YOUR INSTRUCTIONS -
Please retype the records below exactly, leaving out any pictures.

>>>>

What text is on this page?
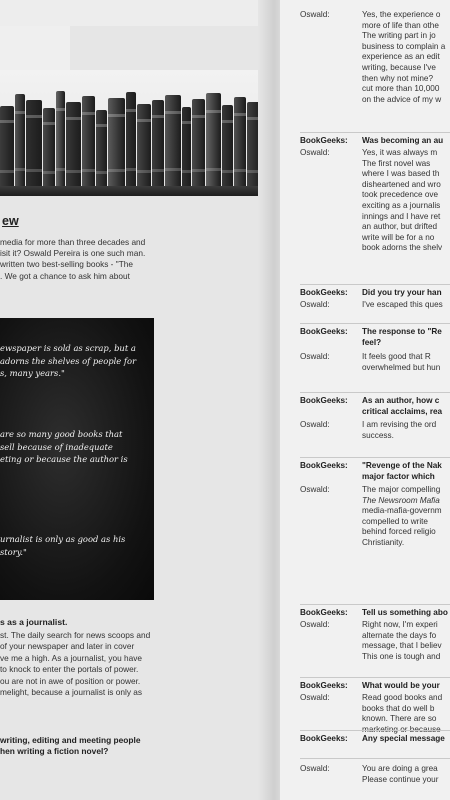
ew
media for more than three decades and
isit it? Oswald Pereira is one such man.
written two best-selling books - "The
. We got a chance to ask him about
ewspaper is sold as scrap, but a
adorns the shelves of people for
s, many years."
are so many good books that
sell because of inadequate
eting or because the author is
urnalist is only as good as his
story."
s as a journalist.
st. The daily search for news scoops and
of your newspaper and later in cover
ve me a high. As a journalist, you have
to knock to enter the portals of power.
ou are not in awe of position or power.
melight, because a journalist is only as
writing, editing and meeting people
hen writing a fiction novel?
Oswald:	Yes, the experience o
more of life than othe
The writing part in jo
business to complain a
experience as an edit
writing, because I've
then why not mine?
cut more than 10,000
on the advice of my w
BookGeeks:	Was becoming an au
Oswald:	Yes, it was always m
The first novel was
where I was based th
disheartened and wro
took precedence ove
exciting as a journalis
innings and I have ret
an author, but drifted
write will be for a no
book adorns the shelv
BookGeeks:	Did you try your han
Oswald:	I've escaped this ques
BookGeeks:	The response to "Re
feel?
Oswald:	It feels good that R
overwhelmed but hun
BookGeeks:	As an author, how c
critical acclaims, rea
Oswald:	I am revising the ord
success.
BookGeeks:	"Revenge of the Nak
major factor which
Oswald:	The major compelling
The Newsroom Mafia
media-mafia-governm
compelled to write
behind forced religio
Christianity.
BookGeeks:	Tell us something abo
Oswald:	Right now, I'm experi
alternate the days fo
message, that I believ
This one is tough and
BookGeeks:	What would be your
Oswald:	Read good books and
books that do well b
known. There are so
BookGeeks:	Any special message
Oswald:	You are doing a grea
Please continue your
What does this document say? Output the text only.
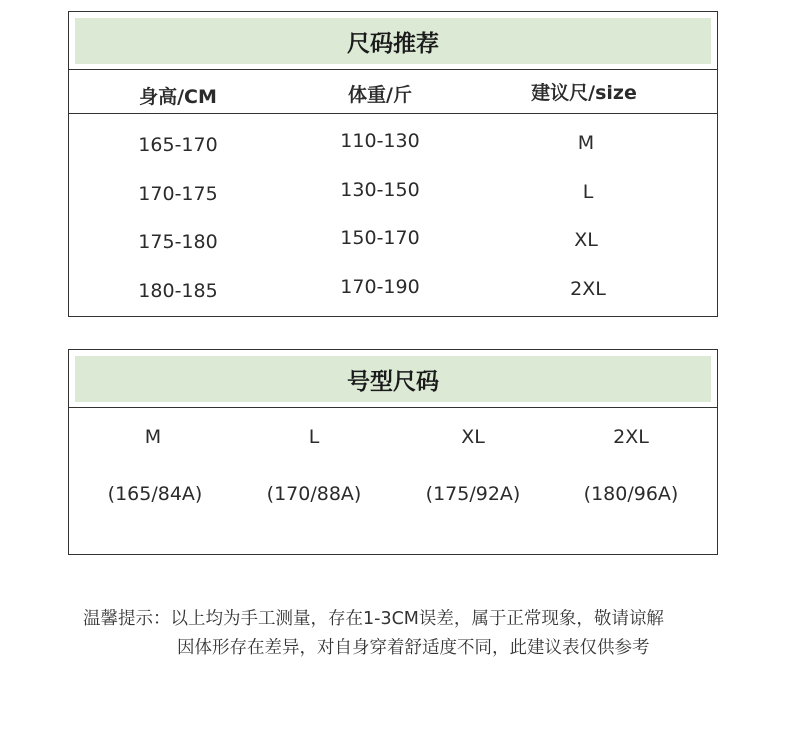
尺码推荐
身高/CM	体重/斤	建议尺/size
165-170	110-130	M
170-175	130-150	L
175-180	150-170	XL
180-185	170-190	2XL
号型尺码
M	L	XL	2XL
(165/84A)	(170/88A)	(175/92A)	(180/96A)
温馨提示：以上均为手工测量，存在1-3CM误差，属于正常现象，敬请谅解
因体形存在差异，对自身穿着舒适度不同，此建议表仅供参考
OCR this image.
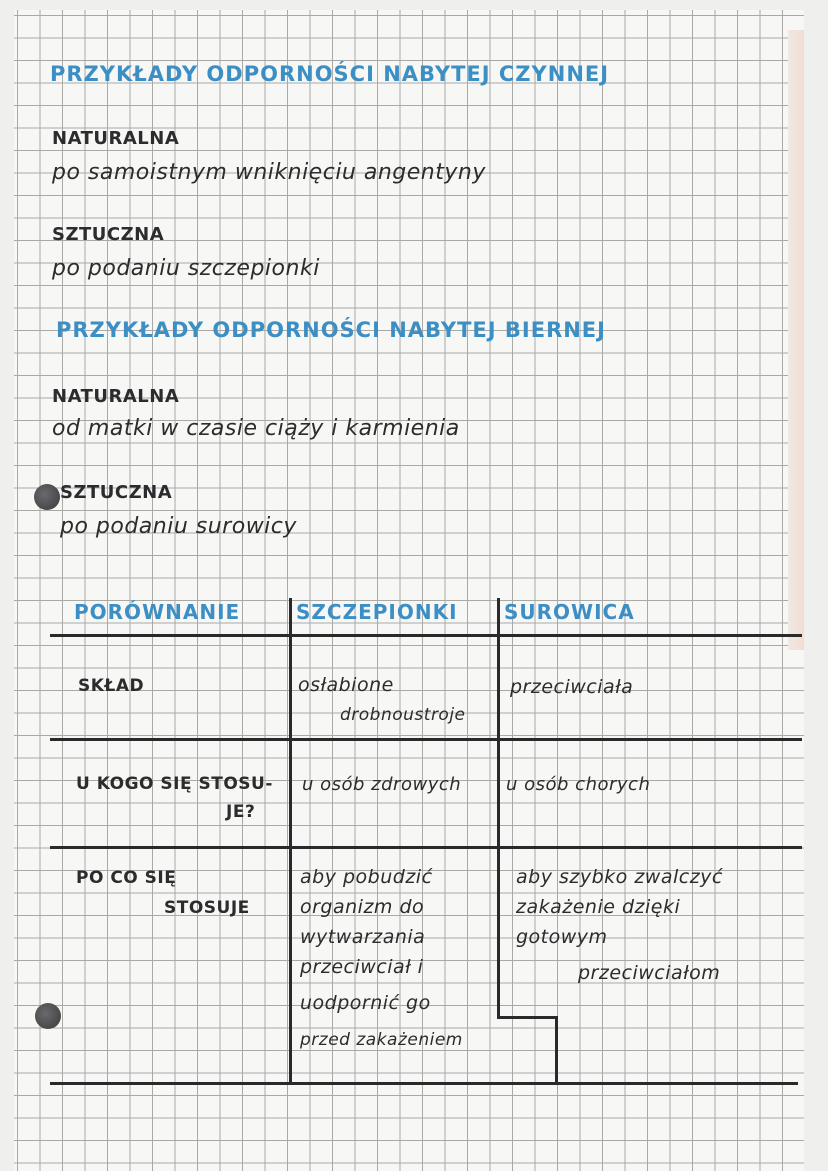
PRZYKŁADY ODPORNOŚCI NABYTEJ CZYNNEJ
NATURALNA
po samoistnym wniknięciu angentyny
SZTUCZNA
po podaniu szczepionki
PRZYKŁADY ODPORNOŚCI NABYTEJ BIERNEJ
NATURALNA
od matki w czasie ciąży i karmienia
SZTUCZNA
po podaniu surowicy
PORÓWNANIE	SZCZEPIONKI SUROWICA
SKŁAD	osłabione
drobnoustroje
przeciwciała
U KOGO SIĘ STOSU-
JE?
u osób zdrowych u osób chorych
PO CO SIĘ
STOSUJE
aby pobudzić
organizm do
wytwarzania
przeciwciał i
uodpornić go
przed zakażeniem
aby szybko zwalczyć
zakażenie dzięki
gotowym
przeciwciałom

<<<<

EXERCISE SOLUTION -
What text is on this page?
ew
media for more than three decades and
isit it? Oswald Pereira is one such man.
written two best-selling books - "The
. We got a chance to ask him about
ewspaper is sold as scrap, but a
adorns the shelves of people for
s, many years."
are so many good books that
sell because of inadequate
eting or because the author is
urnalist is only as good as his
story."
s as a journalist.
st. The daily search for news scoops and
of your newspaper and later in cover
ve me a high. As a journalist, you have
to knock to enter the portals of power.
ou are not in awe of position or power.
melight, because a journalist is only as
writing, editing and meeting people
hen writing a fiction novel?
Oswald:	Yes, the experience o
more of life than othe
The writing part in jo
business to complain a
experience as an edit
writing, because I've
then why not mine?
cut more than 10,000
on the advice of my w
BookGeeks:	Was becoming an au
Oswald:	Yes, it was always m
The first novel was
where I was based th
disheartened and wro
took precedence ove
exciting as a journalis
innings and I have ret
an author, but drifted
write will be for a no
book adorns the shelv
BookGeeks:	Did you try your han
Oswald:	I've escaped this ques
BookGeeks:	The response to "Re
feel?
Oswald:	It feels good that R
overwhelmed but hun
BookGeeks:	As an author, how c
critical acclaims, rea
Oswald:	I am revising the ord
success.
BookGeeks:	"Revenge of the Nak
major factor which
Oswald:	The major compelling
The Newsroom Mafia
media-mafia-governm
compelled to write
behind forced religio
Christianity.
BookGeeks:	Tell us something abo
Oswald:	Right now, I'm experi
alternate the days fo
message, that I believ
This one is tough and
BookGeeks:	What would be your
Oswald:	Read good books and
books that do well b
known. There are so
BookGeeks:	Any special message
Oswald:	You are doing a grea
Please continue your
What does this document say? Output the text only.
尺码推荐
身高/CM	体重/斤	建议尺/size
165-170	110-130	M
170-175	130-150	L
175-180	150-170	XL
180-185	170-190	2XL
号型尺码
M	L	XL	2XL
(165/84A)	(170/88A)	(175/92A)	(180/96A)
温馨提示：以上均为手工测量，存在1-3CM误差，属于正常现象，敬请谅解
因体形存在差异，对自身穿着舒适度不同，此建议表仅供参考
OCR this image.
PRZYKŁADY ODPORNOŚCI NABYTEJ CZYNNEJ
NATURALNA
po samoistnym wniknięciu angentyny
SZTUCZNA
po podaniu szczepionki
PRZYKŁADY ODPORNOŚCI NABYTEJ BIERNEJ
NATURALNA
od matki w czasie ciąży i karmienia
SZTUCZNA
po podaniu surowicy
PORÓWNANIE	SZCZEPIONKI SUROWICA
SKŁAD	osłabione
drobnoustroje
przeciwciała
U KOGO SIĘ STOSU-
JE?
u osób zdrowych u osób chorych
PO CO SIĘ
STOSUJE
aby pobudzić
organizm do
wytwarzania
przeciwciał i
uodpornić go
przed zakażeniem
aby szybko zwalczyć
zakażenie dzięki
gotowym
przeciwciałom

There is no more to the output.